Task brief:
Edit the material from the line with "Segment this chart: for" to the line with "- point: [603, 266, 622, 284]", swapping "legend-label" for "key-label" and keeping all else unchanged. Return only those lines.

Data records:
-=-=-=-=-

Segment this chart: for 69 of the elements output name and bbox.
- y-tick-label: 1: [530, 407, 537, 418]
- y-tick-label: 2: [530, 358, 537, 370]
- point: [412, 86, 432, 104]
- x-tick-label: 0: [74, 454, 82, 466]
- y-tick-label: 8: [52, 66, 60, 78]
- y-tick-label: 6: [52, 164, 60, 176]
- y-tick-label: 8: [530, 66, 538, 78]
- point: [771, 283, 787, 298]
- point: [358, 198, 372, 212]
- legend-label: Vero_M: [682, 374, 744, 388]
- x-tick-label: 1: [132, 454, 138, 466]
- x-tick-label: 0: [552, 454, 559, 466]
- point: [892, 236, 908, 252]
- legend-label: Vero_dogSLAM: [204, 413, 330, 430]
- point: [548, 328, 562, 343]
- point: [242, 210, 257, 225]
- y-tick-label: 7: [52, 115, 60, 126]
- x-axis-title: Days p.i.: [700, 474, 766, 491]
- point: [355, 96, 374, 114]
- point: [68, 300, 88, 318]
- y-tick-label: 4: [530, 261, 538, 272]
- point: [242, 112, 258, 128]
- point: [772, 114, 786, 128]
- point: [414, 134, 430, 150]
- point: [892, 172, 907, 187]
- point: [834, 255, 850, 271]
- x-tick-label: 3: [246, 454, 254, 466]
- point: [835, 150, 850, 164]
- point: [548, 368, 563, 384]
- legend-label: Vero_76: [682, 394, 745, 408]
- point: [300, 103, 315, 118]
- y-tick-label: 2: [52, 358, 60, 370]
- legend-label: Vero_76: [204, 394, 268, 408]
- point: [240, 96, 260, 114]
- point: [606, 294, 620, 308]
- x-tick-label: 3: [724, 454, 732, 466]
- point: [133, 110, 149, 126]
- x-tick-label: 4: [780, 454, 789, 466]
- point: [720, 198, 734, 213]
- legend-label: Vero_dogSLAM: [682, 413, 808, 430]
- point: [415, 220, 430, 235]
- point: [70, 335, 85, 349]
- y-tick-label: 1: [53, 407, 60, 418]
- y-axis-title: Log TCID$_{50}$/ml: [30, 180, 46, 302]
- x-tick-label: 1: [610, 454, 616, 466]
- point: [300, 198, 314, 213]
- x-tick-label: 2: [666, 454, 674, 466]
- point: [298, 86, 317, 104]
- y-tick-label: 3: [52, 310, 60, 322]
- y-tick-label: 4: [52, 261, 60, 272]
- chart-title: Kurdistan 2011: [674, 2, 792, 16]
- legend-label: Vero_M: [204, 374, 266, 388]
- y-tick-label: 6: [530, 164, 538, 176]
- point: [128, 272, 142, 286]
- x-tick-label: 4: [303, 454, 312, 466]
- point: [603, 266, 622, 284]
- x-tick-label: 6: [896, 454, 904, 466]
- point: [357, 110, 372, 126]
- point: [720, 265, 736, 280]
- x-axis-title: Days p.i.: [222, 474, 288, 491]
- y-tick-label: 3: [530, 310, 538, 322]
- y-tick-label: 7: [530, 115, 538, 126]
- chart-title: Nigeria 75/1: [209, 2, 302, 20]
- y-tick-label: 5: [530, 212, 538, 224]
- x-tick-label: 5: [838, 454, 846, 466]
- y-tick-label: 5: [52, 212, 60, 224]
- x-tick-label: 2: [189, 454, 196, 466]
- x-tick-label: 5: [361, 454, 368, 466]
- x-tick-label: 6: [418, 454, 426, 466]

-=-=-=-=-

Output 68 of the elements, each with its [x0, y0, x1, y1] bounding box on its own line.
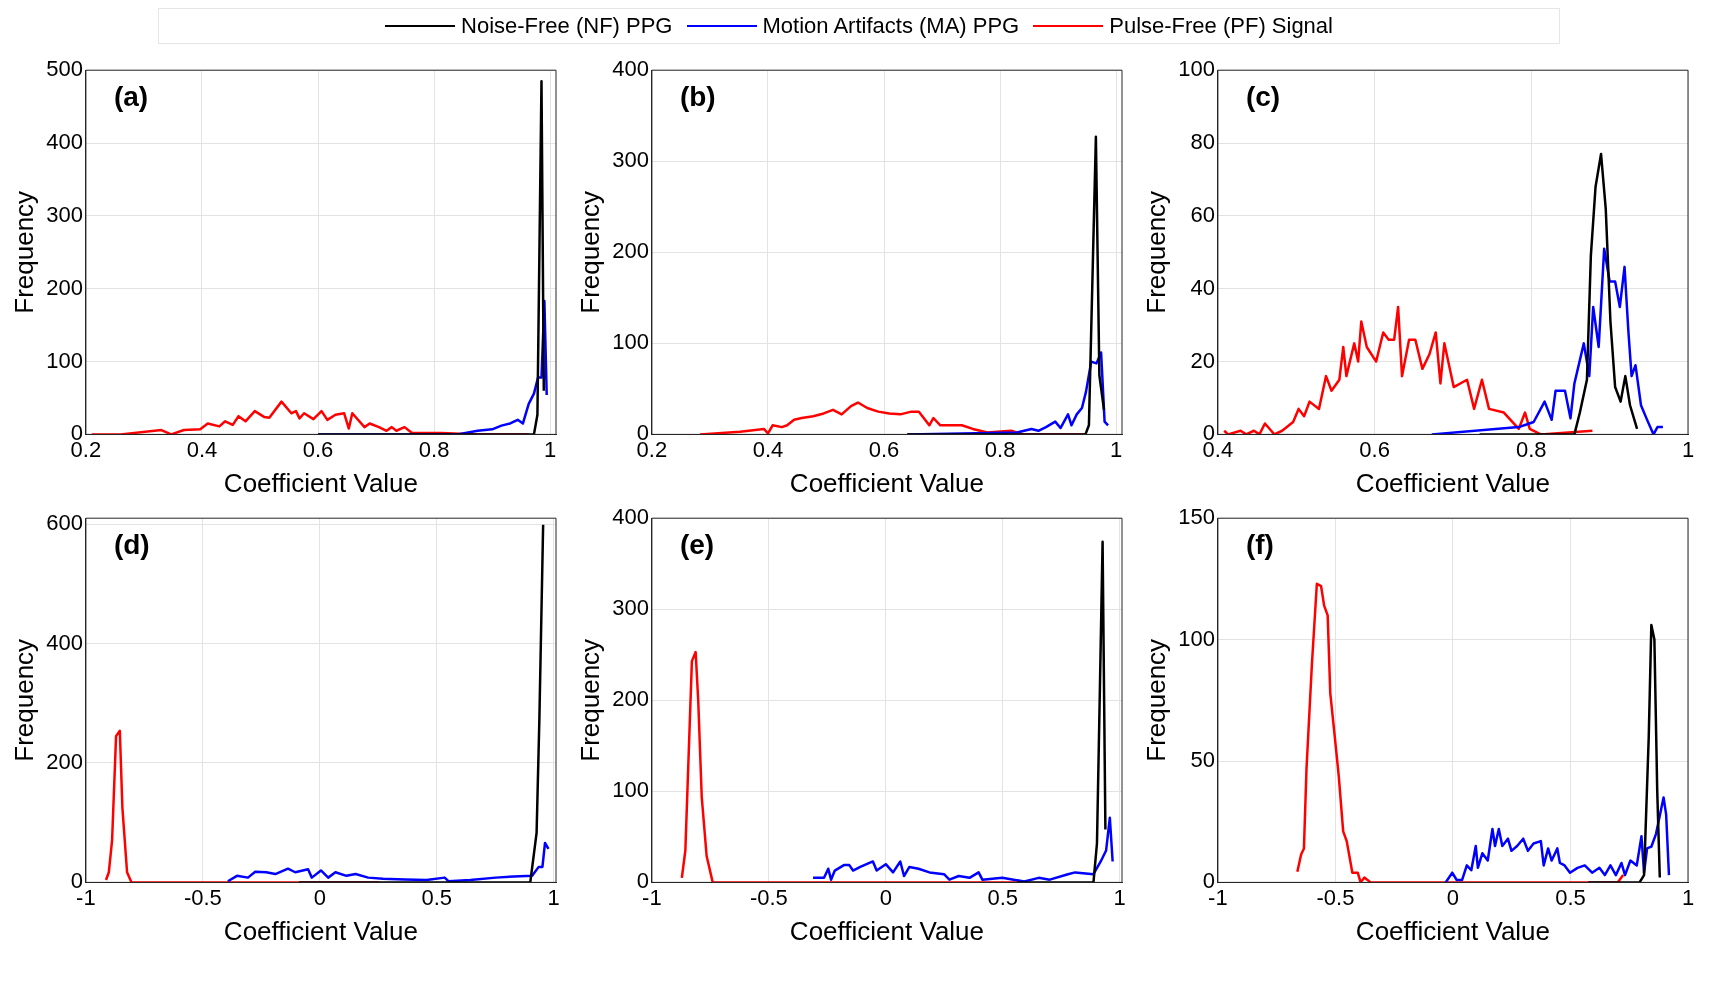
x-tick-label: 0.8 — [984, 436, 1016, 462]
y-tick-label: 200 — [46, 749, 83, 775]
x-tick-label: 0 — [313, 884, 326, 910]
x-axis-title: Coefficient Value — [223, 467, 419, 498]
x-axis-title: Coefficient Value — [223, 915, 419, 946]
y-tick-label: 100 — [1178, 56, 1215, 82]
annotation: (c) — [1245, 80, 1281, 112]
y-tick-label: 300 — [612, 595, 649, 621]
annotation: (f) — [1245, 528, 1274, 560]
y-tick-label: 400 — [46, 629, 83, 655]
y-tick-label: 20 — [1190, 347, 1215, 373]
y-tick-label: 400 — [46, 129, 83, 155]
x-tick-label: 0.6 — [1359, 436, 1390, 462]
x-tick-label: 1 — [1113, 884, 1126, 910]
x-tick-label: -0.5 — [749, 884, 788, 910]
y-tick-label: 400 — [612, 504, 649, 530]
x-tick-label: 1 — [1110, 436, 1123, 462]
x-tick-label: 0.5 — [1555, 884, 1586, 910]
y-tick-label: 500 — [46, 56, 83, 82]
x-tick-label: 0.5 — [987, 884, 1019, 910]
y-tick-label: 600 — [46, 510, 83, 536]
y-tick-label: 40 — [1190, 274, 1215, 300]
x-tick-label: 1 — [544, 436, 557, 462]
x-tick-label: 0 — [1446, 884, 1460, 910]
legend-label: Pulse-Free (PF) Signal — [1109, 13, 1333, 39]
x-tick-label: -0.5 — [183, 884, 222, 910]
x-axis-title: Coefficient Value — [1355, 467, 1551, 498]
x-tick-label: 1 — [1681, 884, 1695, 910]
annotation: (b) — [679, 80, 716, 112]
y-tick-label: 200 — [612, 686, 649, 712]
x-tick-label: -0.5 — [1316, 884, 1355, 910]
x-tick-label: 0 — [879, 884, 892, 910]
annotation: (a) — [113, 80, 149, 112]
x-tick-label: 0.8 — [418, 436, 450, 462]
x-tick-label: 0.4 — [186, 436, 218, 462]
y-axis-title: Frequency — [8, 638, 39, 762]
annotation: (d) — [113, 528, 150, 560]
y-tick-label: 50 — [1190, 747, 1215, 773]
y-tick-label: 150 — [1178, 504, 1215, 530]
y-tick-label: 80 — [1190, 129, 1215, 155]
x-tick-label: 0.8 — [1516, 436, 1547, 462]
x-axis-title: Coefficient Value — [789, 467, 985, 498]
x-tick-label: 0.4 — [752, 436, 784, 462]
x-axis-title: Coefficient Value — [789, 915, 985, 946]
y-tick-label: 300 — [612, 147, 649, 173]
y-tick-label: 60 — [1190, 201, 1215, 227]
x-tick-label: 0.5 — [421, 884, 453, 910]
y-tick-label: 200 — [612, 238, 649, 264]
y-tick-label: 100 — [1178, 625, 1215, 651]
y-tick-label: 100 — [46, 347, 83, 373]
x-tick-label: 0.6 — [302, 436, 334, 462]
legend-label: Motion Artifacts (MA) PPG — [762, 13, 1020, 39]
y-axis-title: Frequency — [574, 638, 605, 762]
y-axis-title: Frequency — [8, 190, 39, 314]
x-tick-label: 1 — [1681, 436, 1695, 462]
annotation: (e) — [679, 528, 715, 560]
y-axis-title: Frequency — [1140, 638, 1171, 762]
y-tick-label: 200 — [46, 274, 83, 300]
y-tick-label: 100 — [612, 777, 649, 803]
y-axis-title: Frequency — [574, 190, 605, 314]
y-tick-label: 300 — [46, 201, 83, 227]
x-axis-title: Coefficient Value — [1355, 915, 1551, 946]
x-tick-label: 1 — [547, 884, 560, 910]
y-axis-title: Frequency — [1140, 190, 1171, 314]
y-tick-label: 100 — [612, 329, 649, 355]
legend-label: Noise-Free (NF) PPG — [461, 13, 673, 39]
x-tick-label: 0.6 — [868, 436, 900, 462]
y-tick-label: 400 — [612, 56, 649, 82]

-=-=-=-=-

Full answer:
Segment this chart: for 69 of the elements output name and bbox.
- y-tick-label: 1: [530, 407, 537, 418]
- y-tick-label: 2: [530, 358, 537, 370]
- point: [412, 86, 432, 104]
- x-tick-label: 0: [74, 454, 82, 466]
- y-tick-label: 8: [52, 66, 60, 78]
- y-tick-label: 6: [52, 164, 60, 176]
- y-tick-label: 8: [530, 66, 538, 78]
- point: [771, 283, 787, 298]
- point: [358, 198, 372, 212]
- key-label: Vero_M: [682, 374, 744, 388]
- x-tick-label: 1: [132, 454, 138, 466]
- x-tick-label: 0: [552, 454, 559, 466]
- point: [892, 236, 908, 252]
- key-label: Vero_dogSLAM: [204, 413, 330, 430]
- point: [548, 328, 562, 343]
- point: [242, 210, 257, 225]
- y-tick-label: 7: [52, 115, 60, 126]
- x-axis-title: Days p.i.: [700, 474, 766, 491]
- point: [355, 96, 374, 114]
- point: [68, 300, 88, 318]
- y-tick-label: 4: [530, 261, 538, 272]
- point: [242, 112, 258, 128]
- point: [772, 114, 786, 128]
- point: [414, 134, 430, 150]
- point: [892, 172, 907, 187]
- point: [834, 255, 850, 271]
- x-tick-label: 3: [246, 454, 254, 466]
- point: [835, 150, 850, 164]
- point: [548, 368, 563, 384]
- key-label: Vero_76: [682, 394, 745, 408]
- point: [300, 103, 315, 118]
- y-tick-label: 2: [52, 358, 60, 370]
- key-label: Vero_76: [204, 394, 268, 408]
- point: [240, 96, 260, 114]
- point: [606, 294, 620, 308]
- x-tick-label: 3: [724, 454, 732, 466]
- point: [133, 110, 149, 126]
- x-tick-label: 4: [780, 454, 789, 466]
- point: [720, 198, 734, 213]
- key-label: Vero_dogSLAM: [682, 413, 808, 430]
- point: [415, 220, 430, 235]
- point: [70, 335, 85, 349]
- y-tick-label: 1: [53, 407, 60, 418]
- y-axis-title: Log TCID$_{50}$/ml: [30, 180, 46, 302]
- x-tick-label: 1: [610, 454, 616, 466]
- point: [300, 198, 314, 213]
- x-tick-label: 2: [666, 454, 674, 466]
- point: [298, 86, 317, 104]
- y-tick-label: 3: [52, 310, 60, 322]
- y-tick-label: 4: [52, 261, 60, 272]
- chart-title: Kurdistan 2011: [674, 2, 792, 16]
- key-label: Vero_M: [204, 374, 266, 388]
- y-tick-label: 6: [530, 164, 538, 176]
- point: [128, 272, 142, 286]
- x-tick-label: 4: [303, 454, 312, 466]
- point: [603, 266, 622, 284]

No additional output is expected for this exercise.